* [Objective]: Pull every line containing "Rate" out of the material below.

········

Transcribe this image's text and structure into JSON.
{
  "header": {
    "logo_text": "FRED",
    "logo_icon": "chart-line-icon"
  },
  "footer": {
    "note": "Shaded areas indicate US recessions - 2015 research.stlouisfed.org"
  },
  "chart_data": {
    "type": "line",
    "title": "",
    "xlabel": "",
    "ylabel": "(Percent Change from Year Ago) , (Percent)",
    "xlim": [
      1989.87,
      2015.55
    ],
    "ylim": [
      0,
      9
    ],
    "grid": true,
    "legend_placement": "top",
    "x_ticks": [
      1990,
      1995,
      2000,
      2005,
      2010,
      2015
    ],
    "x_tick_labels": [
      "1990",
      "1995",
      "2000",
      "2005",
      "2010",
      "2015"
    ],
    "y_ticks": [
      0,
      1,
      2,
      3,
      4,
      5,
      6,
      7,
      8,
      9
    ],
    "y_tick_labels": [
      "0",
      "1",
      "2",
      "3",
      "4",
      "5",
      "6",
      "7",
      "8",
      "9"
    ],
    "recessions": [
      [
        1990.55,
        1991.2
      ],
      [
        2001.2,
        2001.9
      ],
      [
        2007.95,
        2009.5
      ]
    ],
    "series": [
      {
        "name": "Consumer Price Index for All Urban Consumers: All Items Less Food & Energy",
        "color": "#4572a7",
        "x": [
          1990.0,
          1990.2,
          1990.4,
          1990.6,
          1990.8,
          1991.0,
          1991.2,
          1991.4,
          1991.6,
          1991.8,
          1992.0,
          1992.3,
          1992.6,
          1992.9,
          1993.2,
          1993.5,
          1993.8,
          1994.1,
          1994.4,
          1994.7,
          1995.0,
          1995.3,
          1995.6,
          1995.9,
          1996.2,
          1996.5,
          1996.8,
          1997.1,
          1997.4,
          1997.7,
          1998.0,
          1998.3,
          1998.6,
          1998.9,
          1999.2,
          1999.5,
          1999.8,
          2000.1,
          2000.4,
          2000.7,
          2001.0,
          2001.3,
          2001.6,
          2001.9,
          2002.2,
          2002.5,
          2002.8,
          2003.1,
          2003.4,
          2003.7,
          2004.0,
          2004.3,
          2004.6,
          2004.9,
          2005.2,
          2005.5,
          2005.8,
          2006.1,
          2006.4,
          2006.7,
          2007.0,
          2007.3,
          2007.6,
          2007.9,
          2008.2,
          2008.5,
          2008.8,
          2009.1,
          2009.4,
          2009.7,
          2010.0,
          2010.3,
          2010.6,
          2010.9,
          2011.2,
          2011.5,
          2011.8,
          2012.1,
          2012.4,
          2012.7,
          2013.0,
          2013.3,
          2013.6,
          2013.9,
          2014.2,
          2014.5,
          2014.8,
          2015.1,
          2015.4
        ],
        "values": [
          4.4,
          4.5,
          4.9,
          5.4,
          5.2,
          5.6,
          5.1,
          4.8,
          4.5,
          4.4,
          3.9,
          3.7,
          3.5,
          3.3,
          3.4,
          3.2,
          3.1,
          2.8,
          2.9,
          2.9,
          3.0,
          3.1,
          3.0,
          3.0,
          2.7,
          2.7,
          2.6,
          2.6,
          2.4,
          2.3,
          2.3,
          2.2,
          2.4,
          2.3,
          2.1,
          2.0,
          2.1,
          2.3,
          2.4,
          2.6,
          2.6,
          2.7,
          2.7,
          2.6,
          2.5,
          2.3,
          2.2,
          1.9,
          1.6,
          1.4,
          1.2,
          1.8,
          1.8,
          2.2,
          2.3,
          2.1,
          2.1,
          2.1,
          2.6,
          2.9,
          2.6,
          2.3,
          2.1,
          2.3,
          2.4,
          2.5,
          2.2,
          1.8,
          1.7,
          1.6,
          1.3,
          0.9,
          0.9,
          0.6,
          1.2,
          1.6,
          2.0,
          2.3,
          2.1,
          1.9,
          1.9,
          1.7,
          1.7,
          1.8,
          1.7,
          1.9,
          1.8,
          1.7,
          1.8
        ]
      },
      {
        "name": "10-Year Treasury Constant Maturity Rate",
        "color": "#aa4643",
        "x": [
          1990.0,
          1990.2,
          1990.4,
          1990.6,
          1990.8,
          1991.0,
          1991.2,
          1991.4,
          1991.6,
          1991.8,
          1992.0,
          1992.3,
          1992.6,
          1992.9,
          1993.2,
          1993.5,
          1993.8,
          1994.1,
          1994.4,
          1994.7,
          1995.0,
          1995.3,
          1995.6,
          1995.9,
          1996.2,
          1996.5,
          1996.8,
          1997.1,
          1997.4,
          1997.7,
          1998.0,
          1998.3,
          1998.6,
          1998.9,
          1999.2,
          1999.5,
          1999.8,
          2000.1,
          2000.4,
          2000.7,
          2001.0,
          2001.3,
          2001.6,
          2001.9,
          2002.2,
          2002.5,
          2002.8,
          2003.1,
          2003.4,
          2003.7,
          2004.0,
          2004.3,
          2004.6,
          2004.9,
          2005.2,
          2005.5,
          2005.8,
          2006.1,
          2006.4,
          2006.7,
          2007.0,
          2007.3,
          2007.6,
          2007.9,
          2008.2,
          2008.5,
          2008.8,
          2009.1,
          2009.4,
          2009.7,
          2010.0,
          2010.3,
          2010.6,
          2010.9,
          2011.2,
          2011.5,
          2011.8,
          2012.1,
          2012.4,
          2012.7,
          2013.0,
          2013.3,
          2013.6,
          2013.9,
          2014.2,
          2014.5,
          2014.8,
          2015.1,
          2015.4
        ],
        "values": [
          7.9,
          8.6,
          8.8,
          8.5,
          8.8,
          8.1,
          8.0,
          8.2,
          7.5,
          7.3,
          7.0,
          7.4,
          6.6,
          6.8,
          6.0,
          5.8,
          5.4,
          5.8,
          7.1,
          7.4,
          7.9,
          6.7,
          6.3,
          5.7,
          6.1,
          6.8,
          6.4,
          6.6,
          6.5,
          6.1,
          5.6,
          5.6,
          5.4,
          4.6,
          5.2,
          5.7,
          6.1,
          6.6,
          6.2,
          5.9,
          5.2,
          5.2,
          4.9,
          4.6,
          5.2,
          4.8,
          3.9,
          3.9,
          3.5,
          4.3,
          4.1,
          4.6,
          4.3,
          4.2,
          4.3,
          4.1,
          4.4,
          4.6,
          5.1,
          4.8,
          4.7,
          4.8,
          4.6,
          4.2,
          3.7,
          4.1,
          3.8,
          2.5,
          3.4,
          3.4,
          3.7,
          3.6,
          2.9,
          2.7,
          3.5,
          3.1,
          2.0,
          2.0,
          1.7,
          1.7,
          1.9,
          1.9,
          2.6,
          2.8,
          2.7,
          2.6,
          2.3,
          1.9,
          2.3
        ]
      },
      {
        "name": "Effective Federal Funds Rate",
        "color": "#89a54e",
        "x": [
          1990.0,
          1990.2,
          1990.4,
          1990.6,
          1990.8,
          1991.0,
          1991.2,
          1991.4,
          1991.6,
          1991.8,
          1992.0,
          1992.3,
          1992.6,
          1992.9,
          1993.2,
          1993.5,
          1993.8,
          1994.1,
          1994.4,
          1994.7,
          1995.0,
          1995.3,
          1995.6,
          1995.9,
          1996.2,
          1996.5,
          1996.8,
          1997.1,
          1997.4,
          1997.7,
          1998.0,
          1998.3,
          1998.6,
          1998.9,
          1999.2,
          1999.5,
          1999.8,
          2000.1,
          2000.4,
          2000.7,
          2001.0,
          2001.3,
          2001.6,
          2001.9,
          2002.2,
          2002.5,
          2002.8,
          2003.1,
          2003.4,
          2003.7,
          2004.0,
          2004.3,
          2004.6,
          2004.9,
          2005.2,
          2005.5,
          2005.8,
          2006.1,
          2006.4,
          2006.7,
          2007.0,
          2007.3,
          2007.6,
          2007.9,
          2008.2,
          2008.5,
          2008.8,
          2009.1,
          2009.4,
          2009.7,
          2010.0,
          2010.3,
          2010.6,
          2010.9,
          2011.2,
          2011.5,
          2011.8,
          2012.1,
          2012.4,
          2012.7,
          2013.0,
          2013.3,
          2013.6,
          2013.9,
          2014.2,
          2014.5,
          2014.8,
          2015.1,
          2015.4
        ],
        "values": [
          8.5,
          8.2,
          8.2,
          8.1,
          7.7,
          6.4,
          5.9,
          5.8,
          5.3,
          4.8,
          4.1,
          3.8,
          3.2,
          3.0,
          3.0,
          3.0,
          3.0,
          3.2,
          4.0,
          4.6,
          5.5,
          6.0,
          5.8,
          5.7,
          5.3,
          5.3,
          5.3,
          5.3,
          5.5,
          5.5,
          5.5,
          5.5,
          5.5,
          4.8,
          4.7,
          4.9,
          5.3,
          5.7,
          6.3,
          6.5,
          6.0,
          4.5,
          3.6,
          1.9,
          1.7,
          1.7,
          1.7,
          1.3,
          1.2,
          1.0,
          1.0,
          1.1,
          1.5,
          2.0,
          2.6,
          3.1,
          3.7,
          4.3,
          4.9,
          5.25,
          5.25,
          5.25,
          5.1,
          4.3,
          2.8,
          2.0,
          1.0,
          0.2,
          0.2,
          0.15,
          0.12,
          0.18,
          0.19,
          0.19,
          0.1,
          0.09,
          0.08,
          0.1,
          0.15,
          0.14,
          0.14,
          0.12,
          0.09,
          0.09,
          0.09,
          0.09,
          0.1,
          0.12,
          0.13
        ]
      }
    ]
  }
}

········

* [Solution to this task]:
        "name": "10-Year Treasury Constant Maturity Rate",
        "name": "Effective Federal Funds Rate",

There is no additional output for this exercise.